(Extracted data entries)
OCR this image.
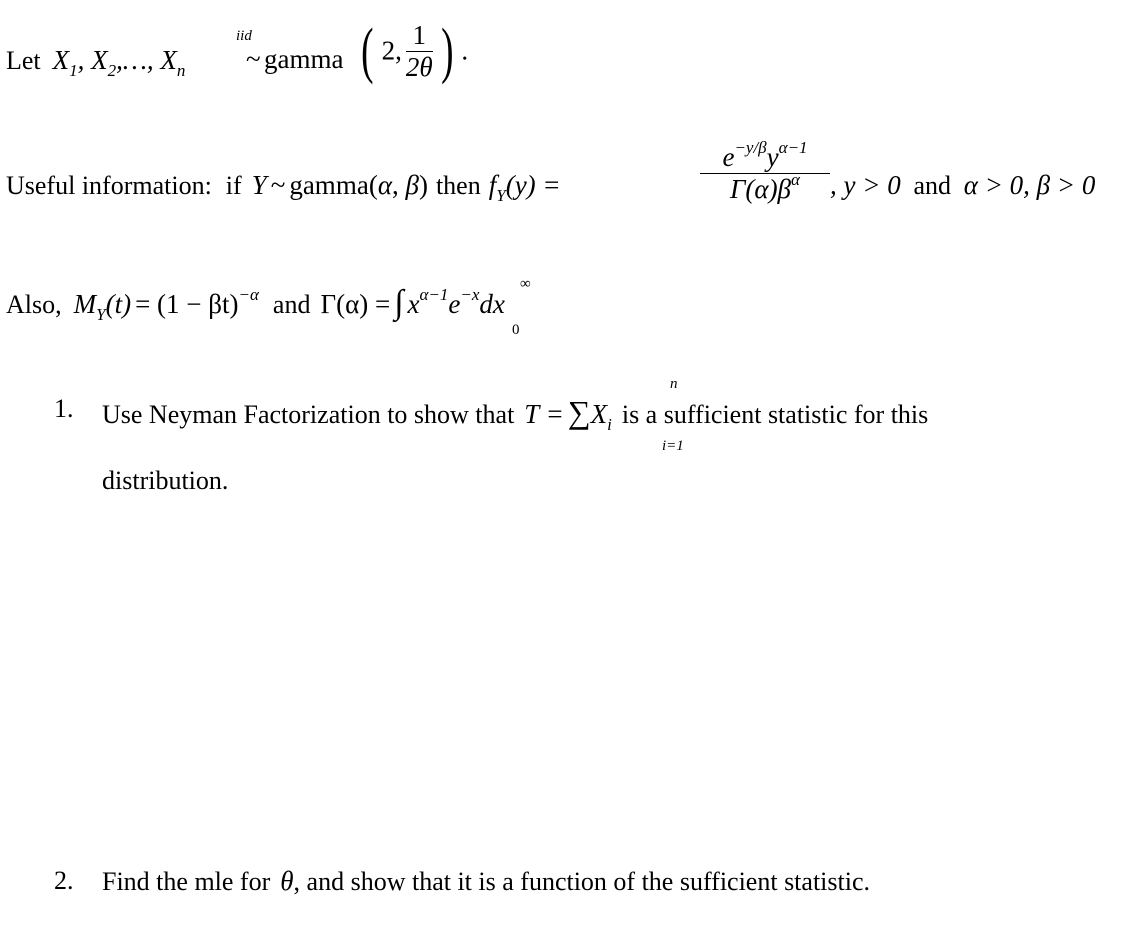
Let $X_1$, $X_2,\dots$, $X_n$
iid
~ gamma ( 2, $\frac{1}{2\theta}$ ) .
Useful information: if Y ~ gamma(α, β) then $f_Y(y)$ =
$e^{-y/\beta}y^{\alpha-1}$
$\Gamma(\alpha)\beta^\alpha$	, y > 0 and α > 0, β > 0
Also, $M_Y(t) = (1 - \beta t)-\alpha$ and Γ(α) = ∫ $x^{\alpha-1}e^{-x}dx$
∞
0
1. Use Neyman Factorization to show that $T = \sum X_i$ is a sufficient statistic for this
n
i=1
distribution.
2. Find the mle for θ, and show that it is a function of the sufficient statistic.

### PROBLEM DESCRIPTION
Write out every record above exactly as it stands, but leave out the pictures.

### SOLVED EXERCISE
OCR this image.
Let $X_1$, $X_2,\dots$, $X_n$
iid
~ gamma ( 2, $\frac{1}{2\theta}$ ) .
Useful information: if Y ~ gamma(α, β) then $f_Y(y)$ =
$e^{-y/\beta}y^{\alpha-1}$
$\Gamma(\alpha)\beta^\alpha$	, y > 0 and α > 0, β > 0
Also, $M_Y(t) = (1 - \beta t)-\alpha$ and Γ(α) = ∫ $x^{\alpha-1}e^{-x}dx$
∞
0
1. Use Neyman Factorization to show that $T = \sum X_i$ is a sufficient statistic for this
n
i=1
distribution.
2. Find the mle for θ, and show that it is a function of the sufficient statistic.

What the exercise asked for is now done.